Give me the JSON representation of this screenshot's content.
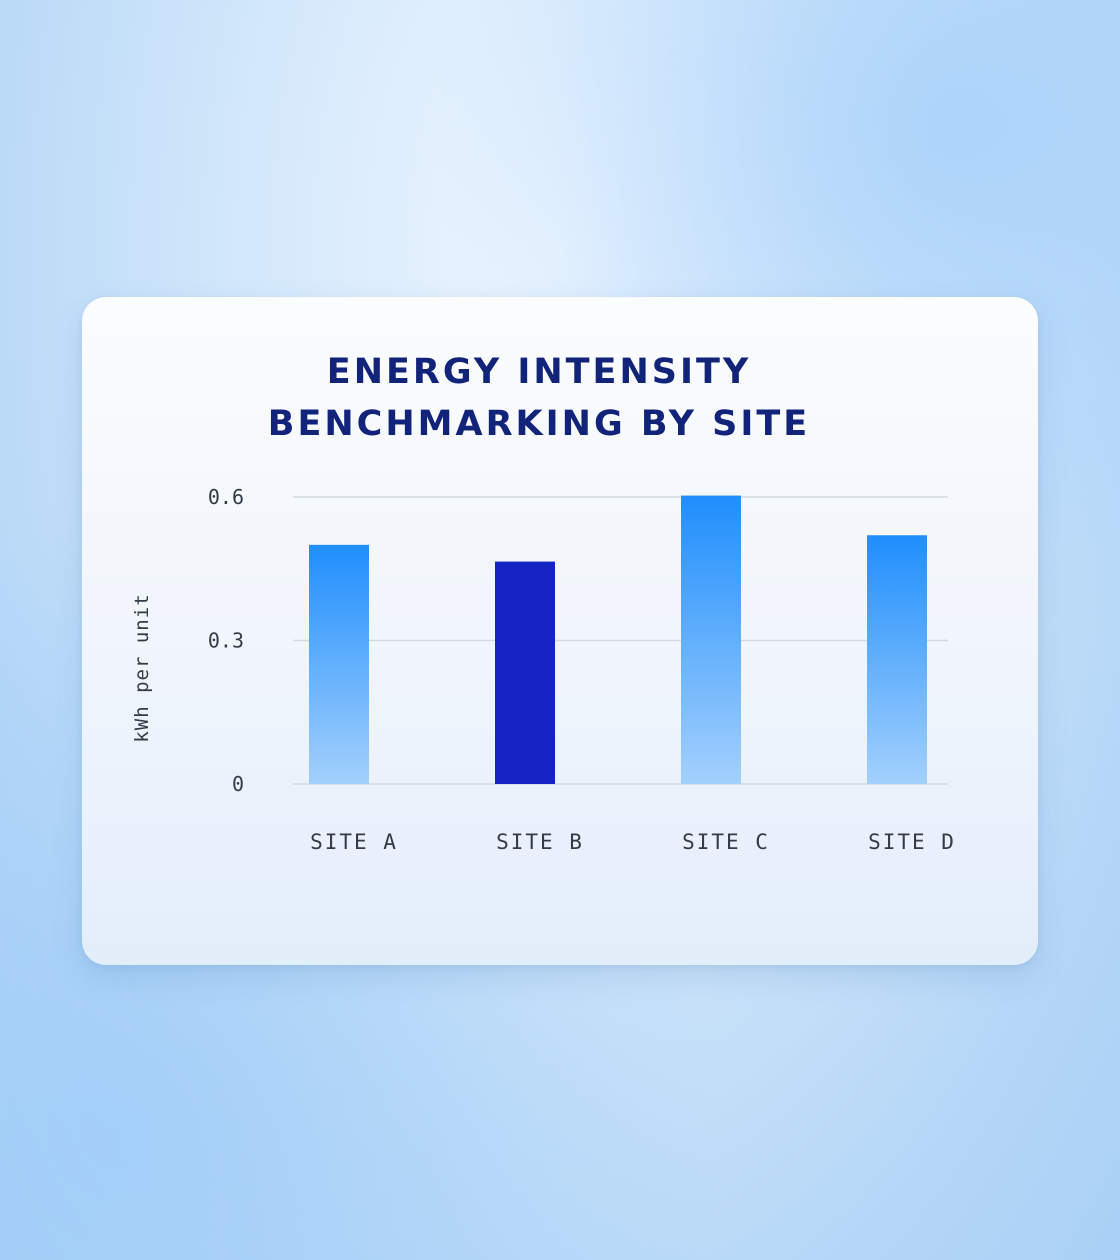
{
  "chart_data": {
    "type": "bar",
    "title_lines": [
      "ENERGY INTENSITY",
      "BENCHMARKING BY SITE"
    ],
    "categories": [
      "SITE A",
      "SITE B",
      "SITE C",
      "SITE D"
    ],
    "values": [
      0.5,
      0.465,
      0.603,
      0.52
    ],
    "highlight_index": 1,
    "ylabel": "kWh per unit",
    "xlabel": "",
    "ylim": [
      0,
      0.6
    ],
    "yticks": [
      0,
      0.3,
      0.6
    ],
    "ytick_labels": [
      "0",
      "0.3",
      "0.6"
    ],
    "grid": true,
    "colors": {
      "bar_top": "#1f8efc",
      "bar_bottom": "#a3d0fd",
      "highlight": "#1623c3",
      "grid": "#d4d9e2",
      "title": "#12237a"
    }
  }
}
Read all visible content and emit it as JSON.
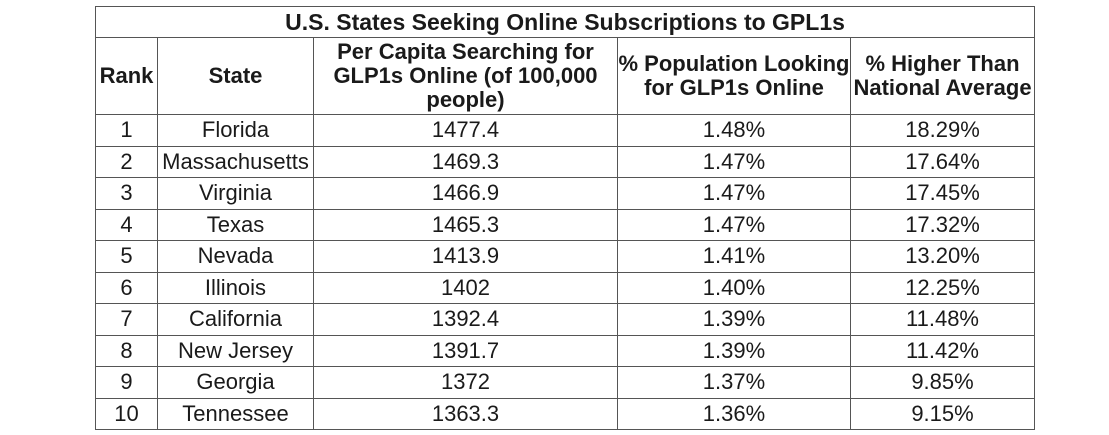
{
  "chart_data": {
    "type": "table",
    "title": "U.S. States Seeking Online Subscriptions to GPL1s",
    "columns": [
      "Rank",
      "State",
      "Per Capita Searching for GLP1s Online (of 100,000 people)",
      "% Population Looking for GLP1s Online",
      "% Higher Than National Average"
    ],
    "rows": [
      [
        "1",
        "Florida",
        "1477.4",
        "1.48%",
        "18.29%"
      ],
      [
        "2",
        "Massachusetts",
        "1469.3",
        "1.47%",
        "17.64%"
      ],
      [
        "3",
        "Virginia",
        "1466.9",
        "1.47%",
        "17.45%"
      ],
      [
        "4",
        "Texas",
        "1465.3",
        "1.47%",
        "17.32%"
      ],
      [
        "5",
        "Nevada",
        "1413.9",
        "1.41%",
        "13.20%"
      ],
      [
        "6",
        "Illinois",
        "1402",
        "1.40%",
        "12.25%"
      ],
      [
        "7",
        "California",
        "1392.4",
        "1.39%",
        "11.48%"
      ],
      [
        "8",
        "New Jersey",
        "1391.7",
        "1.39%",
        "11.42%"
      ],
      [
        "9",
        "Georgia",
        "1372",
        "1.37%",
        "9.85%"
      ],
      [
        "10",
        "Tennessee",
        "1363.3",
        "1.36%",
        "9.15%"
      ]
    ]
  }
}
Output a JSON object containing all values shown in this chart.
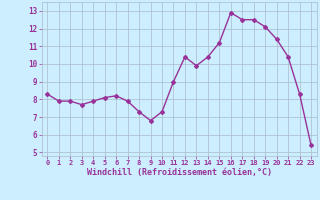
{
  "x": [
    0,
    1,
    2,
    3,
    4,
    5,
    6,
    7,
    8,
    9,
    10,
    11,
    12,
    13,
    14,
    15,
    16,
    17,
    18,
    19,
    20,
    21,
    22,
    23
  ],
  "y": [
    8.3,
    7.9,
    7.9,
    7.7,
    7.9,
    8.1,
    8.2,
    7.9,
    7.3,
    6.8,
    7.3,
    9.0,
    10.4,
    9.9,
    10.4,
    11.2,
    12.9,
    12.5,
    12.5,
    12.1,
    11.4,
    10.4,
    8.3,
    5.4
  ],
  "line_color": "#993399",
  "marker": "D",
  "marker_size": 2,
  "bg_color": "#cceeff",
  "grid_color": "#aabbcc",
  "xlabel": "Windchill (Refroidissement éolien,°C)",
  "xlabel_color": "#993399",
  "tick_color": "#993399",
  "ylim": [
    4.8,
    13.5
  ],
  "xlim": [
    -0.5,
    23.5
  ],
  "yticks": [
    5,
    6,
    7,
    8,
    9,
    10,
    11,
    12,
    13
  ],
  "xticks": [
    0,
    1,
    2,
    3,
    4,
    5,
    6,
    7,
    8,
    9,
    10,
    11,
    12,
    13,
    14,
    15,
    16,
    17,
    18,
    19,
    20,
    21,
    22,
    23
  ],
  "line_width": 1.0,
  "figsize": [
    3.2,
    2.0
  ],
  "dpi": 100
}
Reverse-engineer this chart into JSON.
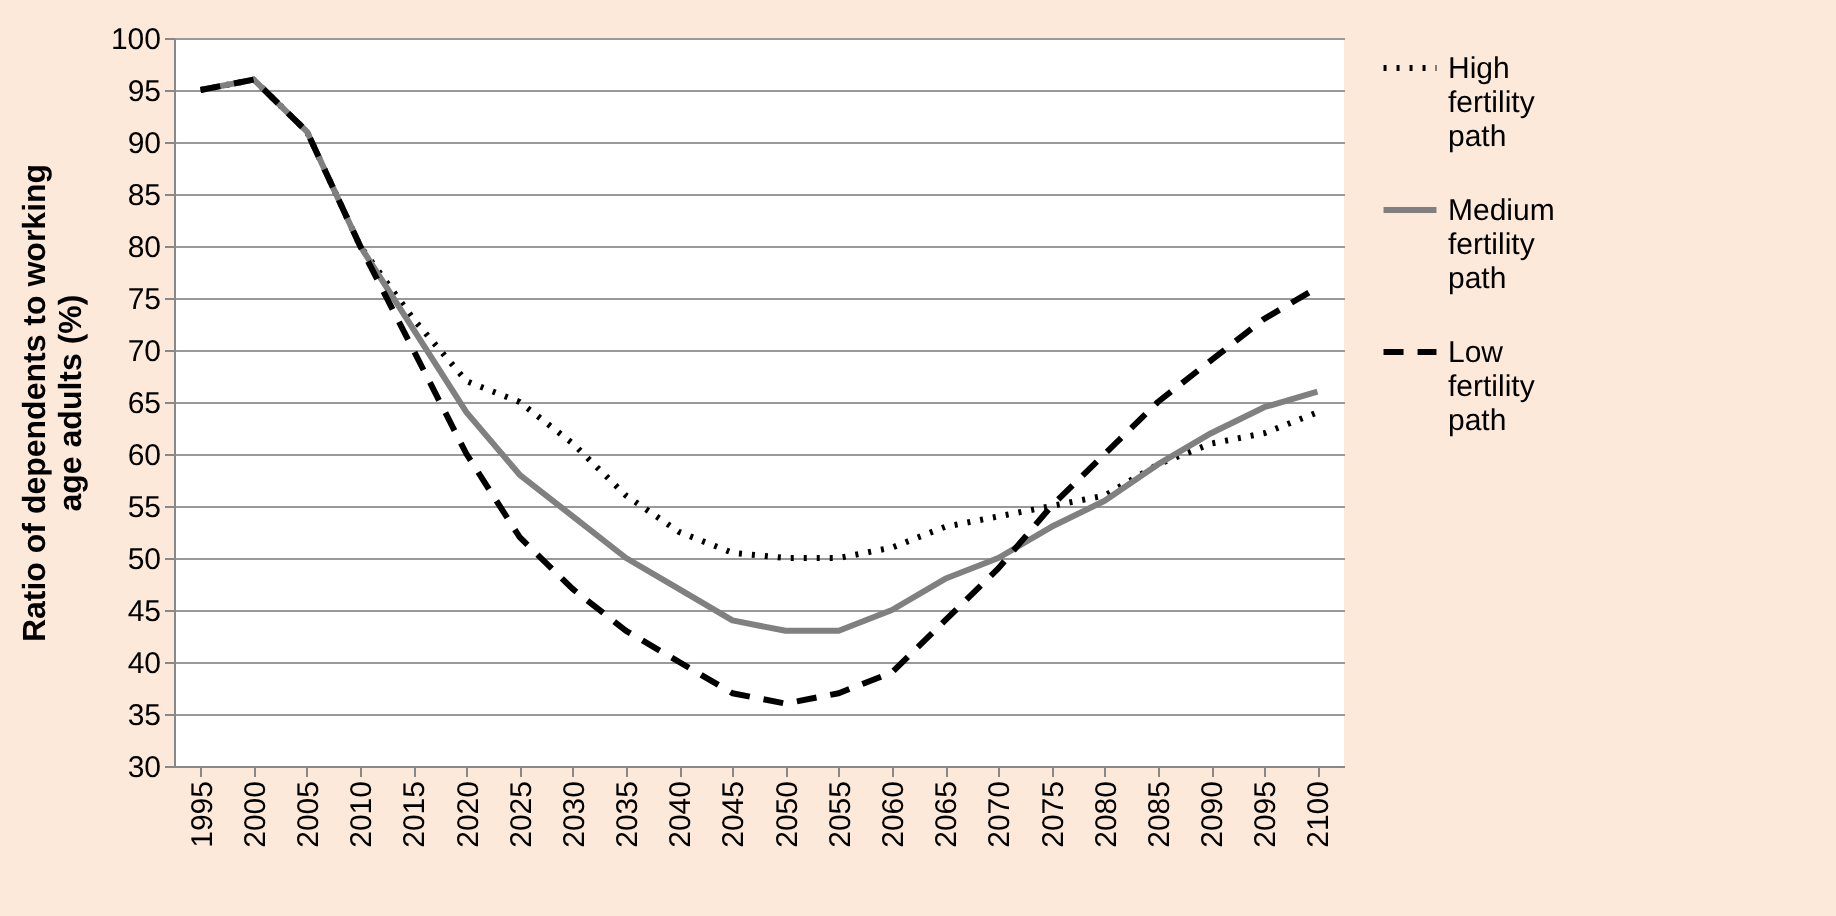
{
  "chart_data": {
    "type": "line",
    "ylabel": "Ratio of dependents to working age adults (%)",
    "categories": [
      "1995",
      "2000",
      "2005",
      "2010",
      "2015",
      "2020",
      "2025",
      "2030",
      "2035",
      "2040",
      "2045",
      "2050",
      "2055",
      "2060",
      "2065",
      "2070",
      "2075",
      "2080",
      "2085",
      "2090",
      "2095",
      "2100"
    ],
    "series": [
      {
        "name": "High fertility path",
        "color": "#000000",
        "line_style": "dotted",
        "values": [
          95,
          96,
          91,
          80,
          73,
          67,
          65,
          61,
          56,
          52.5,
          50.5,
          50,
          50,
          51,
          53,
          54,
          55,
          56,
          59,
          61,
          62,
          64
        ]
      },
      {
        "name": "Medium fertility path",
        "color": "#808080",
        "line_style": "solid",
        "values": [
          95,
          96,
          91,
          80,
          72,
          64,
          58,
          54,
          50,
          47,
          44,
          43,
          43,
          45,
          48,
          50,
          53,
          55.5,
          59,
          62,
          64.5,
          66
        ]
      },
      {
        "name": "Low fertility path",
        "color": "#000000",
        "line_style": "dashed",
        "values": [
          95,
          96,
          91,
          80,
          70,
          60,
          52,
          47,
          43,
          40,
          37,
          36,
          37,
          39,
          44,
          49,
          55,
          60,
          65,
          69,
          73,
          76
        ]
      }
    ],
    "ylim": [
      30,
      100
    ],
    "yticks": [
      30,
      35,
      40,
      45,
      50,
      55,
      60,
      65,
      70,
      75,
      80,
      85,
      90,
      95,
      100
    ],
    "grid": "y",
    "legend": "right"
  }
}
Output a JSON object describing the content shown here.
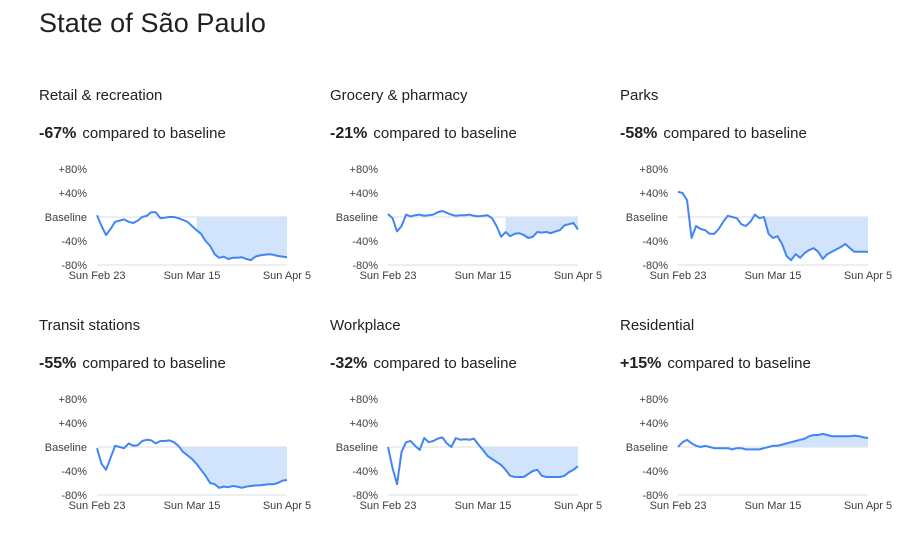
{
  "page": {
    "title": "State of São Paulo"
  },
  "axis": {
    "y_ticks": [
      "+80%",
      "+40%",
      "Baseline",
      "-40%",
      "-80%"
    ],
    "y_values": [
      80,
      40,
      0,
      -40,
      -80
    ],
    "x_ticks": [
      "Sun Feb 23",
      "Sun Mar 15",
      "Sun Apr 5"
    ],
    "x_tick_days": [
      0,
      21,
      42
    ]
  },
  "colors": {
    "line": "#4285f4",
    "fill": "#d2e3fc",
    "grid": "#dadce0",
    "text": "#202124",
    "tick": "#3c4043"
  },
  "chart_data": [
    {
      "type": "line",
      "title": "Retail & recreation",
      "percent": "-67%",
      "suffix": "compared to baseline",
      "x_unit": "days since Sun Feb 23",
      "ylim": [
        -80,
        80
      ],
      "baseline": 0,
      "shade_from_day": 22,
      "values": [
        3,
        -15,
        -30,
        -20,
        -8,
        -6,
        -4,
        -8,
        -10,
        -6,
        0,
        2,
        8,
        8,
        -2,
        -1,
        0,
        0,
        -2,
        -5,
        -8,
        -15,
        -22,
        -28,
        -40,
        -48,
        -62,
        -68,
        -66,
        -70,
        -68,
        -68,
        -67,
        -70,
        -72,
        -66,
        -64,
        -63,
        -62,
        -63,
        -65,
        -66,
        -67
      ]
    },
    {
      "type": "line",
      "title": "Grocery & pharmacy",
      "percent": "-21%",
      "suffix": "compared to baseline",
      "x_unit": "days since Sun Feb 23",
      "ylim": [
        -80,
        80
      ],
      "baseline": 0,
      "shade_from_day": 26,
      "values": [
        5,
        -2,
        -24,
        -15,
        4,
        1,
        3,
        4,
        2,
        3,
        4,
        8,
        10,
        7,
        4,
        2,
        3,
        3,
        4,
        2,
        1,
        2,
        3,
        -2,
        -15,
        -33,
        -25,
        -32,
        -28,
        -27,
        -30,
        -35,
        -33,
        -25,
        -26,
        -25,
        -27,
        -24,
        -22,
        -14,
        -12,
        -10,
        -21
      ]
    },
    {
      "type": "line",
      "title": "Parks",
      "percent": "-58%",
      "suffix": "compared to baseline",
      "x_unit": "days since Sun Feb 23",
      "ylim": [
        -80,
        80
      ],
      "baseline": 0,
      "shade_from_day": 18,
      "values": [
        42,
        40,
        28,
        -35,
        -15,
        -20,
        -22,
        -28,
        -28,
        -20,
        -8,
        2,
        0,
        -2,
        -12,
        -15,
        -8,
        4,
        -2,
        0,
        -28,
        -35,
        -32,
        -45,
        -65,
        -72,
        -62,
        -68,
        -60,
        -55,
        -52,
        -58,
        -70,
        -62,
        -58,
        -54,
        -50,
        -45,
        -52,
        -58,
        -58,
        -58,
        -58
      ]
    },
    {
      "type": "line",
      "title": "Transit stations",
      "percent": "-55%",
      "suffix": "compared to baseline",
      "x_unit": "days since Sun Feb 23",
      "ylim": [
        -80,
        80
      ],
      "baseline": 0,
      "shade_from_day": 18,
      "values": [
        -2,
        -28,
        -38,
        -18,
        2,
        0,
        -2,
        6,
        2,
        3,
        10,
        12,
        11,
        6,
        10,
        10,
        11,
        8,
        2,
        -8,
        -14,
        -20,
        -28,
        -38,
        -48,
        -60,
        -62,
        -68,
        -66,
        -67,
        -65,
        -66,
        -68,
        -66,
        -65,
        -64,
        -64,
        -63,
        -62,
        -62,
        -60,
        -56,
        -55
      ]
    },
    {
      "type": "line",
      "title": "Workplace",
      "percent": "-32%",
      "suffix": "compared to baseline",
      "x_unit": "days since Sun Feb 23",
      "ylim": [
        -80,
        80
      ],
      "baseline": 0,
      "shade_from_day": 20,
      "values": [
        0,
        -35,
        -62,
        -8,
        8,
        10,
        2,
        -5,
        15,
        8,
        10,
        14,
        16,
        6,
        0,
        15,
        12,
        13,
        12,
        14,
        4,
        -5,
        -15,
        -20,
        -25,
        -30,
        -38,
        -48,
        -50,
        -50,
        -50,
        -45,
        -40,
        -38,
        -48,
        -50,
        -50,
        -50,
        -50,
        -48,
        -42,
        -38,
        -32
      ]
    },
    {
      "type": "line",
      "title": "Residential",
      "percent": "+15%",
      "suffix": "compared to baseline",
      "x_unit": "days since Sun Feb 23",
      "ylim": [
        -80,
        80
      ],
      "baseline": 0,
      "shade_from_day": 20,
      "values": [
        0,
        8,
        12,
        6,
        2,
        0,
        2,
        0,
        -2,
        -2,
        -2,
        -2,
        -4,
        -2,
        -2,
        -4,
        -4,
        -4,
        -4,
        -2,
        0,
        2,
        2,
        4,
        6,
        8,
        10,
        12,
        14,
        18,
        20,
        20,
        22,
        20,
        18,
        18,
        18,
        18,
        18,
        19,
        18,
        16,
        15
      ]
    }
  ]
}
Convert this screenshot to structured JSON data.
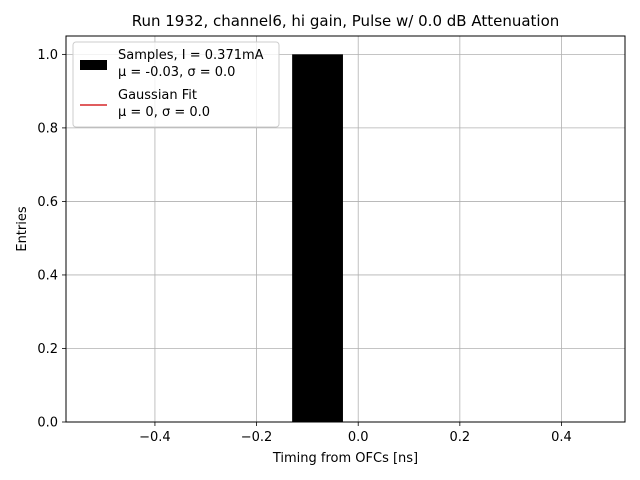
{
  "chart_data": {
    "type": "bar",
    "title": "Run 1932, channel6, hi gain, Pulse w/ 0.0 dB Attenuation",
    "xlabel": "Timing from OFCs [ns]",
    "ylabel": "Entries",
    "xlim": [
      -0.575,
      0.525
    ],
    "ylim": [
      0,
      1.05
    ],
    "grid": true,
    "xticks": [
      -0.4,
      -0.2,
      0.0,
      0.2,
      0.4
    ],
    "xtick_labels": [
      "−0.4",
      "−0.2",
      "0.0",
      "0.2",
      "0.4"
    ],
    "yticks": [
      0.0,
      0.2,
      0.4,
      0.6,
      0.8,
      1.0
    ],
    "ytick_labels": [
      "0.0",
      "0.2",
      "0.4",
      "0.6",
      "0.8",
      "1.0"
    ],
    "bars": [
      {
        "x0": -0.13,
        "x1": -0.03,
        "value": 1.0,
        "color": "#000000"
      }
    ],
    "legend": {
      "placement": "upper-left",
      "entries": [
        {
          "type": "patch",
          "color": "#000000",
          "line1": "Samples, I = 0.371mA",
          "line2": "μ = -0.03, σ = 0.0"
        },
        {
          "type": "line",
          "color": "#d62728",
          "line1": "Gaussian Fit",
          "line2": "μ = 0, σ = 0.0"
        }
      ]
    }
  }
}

◆ ◆ ◆ ◆ ◆ ◆ ◆

What this task involves
From the listing, copy every line where the string "JSON" appears.

Solution to this problem
Give me the JSON representation of this screenshot's content.
Read all visible content and emit it as JSON.
Output a JSON object containing all values shown in this chart.
Reverse-engineer this chart into JSON.
Output a JSON object describing the content shown here.
Convert this screenshot to structured JSON data.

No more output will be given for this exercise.